▶ **YOUR OBJECTIVE**: Sort through the entries below and pull out lines containing the word "color".

▶ **ROWS**:

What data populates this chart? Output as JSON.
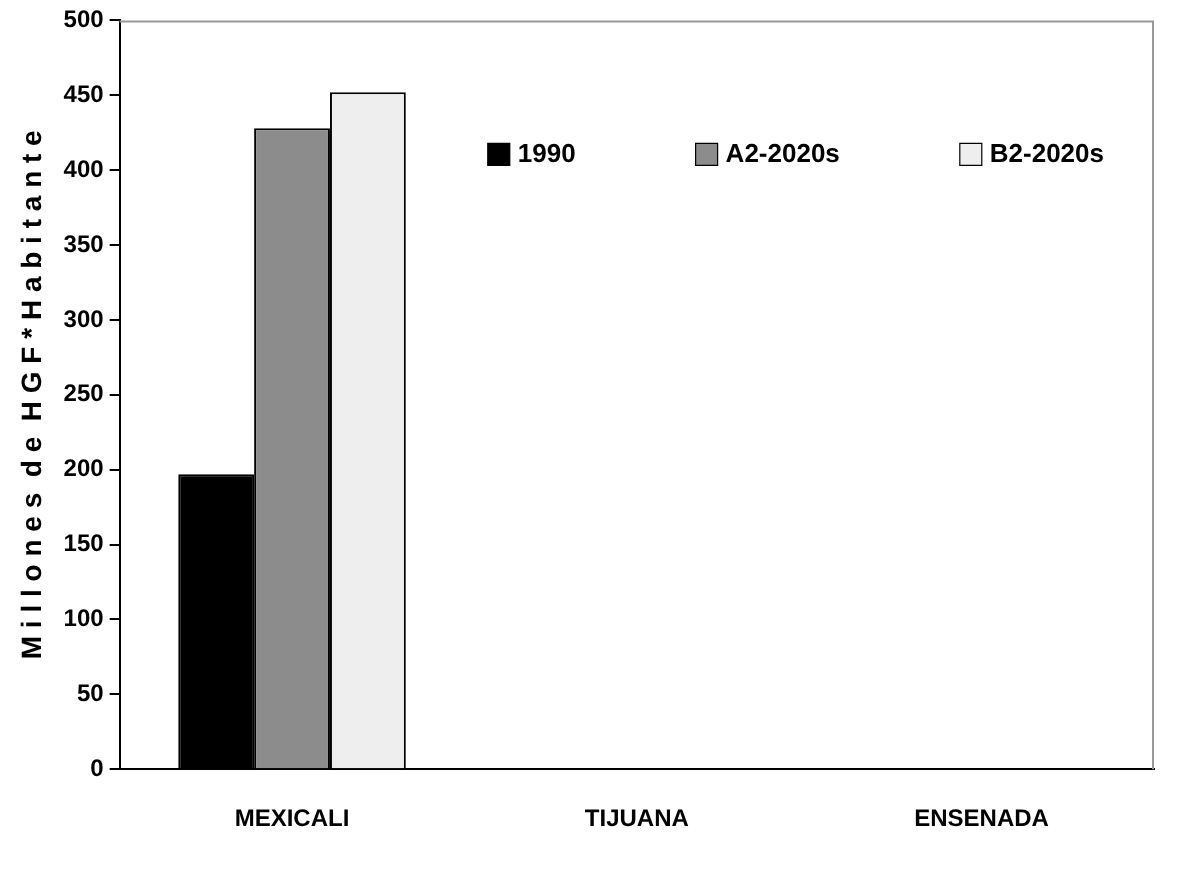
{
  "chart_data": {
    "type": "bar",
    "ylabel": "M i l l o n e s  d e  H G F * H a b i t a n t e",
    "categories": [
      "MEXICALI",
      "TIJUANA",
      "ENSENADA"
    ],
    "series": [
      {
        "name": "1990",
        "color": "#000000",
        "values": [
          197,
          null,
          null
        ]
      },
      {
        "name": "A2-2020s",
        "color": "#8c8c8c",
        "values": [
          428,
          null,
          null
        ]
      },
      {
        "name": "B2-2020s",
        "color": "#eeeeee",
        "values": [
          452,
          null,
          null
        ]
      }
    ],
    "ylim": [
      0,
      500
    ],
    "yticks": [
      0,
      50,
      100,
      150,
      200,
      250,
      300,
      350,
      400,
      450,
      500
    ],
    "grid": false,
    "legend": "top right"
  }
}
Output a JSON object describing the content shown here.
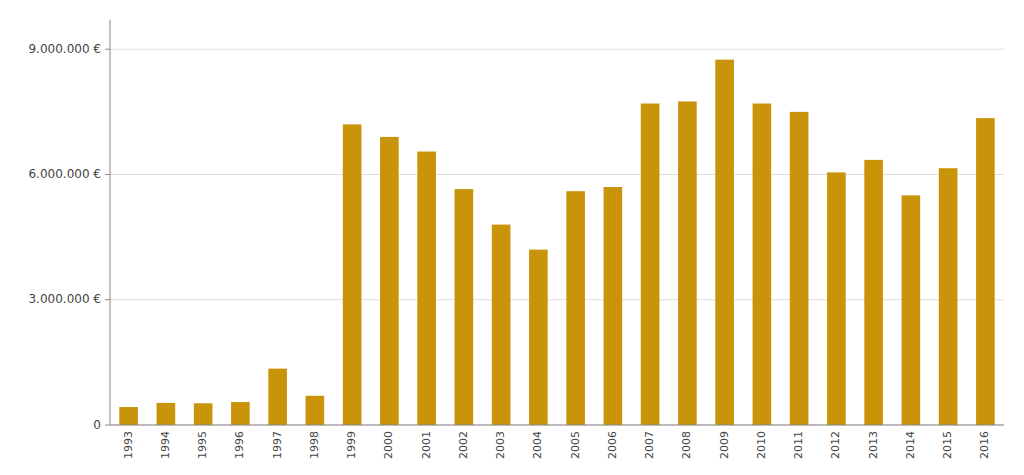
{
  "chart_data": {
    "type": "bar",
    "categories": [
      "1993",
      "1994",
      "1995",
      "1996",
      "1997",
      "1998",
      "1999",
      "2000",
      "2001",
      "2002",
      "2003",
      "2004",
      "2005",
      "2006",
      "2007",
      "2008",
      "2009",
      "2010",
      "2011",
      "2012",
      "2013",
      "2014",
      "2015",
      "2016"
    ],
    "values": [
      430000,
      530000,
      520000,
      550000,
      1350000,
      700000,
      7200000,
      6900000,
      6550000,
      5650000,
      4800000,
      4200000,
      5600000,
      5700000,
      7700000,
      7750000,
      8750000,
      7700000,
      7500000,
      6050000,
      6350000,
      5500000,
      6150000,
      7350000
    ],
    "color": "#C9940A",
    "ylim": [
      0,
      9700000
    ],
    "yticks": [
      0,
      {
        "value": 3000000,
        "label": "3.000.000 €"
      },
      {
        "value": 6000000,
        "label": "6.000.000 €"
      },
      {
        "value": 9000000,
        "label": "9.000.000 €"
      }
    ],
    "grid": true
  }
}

▶ **WORKED ANSWER**:
        "color": "#000000",
        "color": "#8c8c8c",
        "color": "#eeeeee",
    "color": "#C9940A",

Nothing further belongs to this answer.